▽
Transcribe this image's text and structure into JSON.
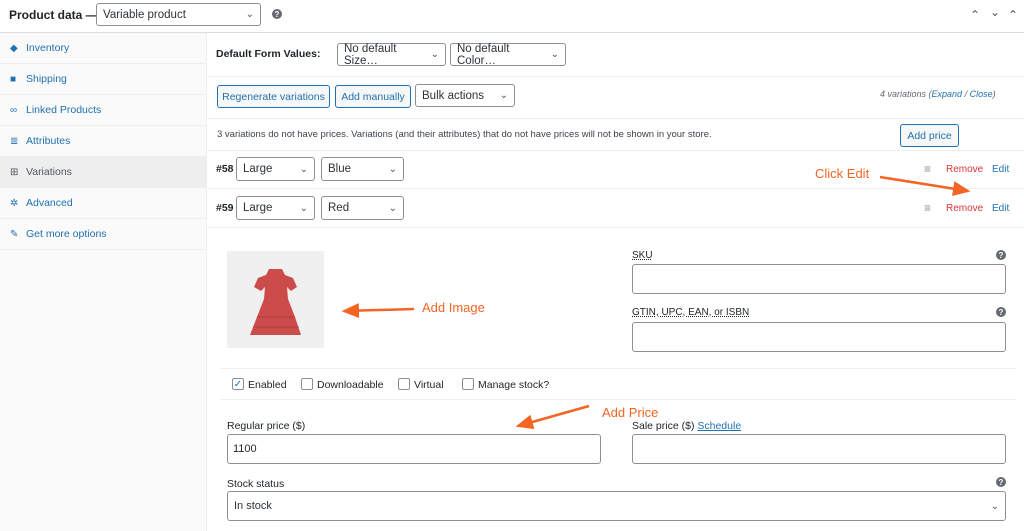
{
  "header": {
    "title": "Product data —",
    "product_type": "Variable product"
  },
  "sidebar": {
    "items": [
      {
        "label": "Inventory",
        "icon": "inventory-icon"
      },
      {
        "label": "Shipping",
        "icon": "truck-icon"
      },
      {
        "label": "Linked Products",
        "icon": "link-icon"
      },
      {
        "label": "Attributes",
        "icon": "list-icon"
      },
      {
        "label": "Variations",
        "icon": "grid-icon"
      },
      {
        "label": "Advanced",
        "icon": "gear-icon"
      },
      {
        "label": "Get more options",
        "icon": "plugin-icon"
      }
    ]
  },
  "defaults": {
    "label": "Default Form Values:",
    "size": "No default Size…",
    "color": "No default Color…"
  },
  "toolbar": {
    "regenerate": "Regenerate variations",
    "add_manually": "Add manually",
    "bulk_actions": "Bulk actions",
    "count": "4 variations",
    "expand": "Expand",
    "separator": "/",
    "close": "Close"
  },
  "notice": {
    "text": "3 variations do not have prices. Variations (and their attributes) that do not have prices will not be shown in your store.",
    "add_price": "Add price"
  },
  "variations": [
    {
      "id": "#58",
      "size": "Large",
      "color": "Blue",
      "remove": "Remove",
      "edit": "Edit"
    },
    {
      "id": "#59",
      "size": "Large",
      "color": "Red",
      "remove": "Remove",
      "edit": "Edit"
    }
  ],
  "form": {
    "sku_label": "SKU",
    "gtin_label": "GTIN, UPC, EAN, or ISBN",
    "enabled": "Enabled",
    "downloadable": "Downloadable",
    "virtual": "Virtual",
    "manage_stock": "Manage stock?",
    "regular_price_label": "Regular price ($)",
    "regular_price_value": "1100",
    "sale_price_label": "Sale price ($)",
    "schedule": "Schedule",
    "stock_status_label": "Stock status",
    "stock_status_value": "In stock"
  },
  "annotations": {
    "click_edit": "Click Edit",
    "add_image": "Add Image",
    "add_price": "Add Price"
  },
  "colors": {
    "accent": "#2271b1",
    "remove": "#d63638",
    "annotation": "#f26522",
    "dress": "#cc4b4b"
  }
}
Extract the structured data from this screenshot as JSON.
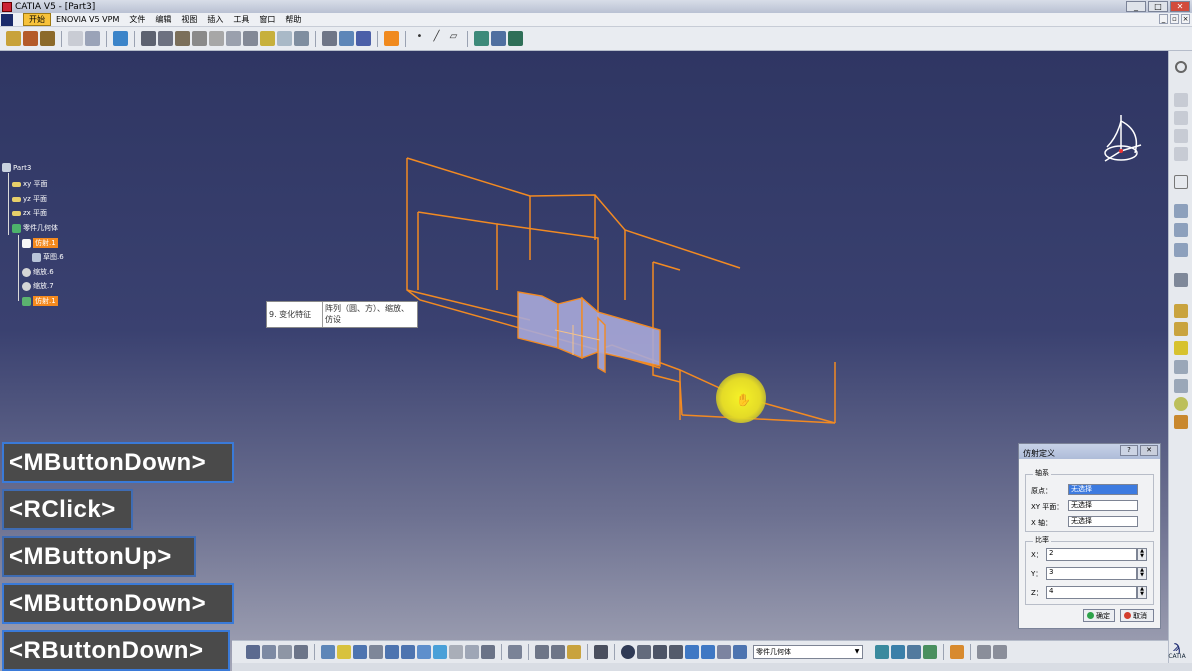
{
  "window": {
    "title": "CATIA V5 - [Part3]",
    "buttons": [
      "_",
      "□",
      "✕"
    ]
  },
  "menubar": {
    "items": [
      "开始",
      "ENOVIA V5 VPM",
      "文件",
      "编辑",
      "视图",
      "插入",
      "工具",
      "窗口",
      "帮助"
    ]
  },
  "tree": {
    "root": "Part3",
    "items": [
      "xy 平面",
      "yz 平面",
      "zx 平面",
      "零件几何体",
      "仿射.1",
      "草图.6",
      "缩放.6",
      "缩放.7",
      "仿射.1"
    ]
  },
  "annotation": {
    "label": "9. 变化特征",
    "text": "阵列（圆、方）、缩放、仿设"
  },
  "dialog": {
    "title": "仿射定义",
    "axis_group": "轴系",
    "origin_label": "原点：",
    "origin_value": "无选择",
    "xy_label": "XY 平面：",
    "xy_value": "无选择",
    "x_axis_label": "X 轴：",
    "x_axis_value": "无选择",
    "ratio_group": "比率",
    "x_label": "X：",
    "x_value": "2",
    "y_label": "Y：",
    "y_value": "3",
    "z_label": "Z：",
    "z_value": "4",
    "ok": "确定",
    "cancel": "取消"
  },
  "bottombar": {
    "body_select": "零件几何体"
  },
  "catia_logo": "CATIA",
  "events": [
    "<MButtonDown>",
    "<RClick>",
    "<MButtonUp>",
    "<MButtonDown>",
    "<RButtonDown>"
  ],
  "colors": {
    "wireframe": "#f28a22",
    "viewport_top": "#2f3663",
    "highlight": "#f6f227",
    "selected_field": "#3d7be0"
  }
}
△
- REQUEST -
Go over the records above and tally the lines with the word "data" in them. Give the number alone.

- EXERCISE SOLUTION -
2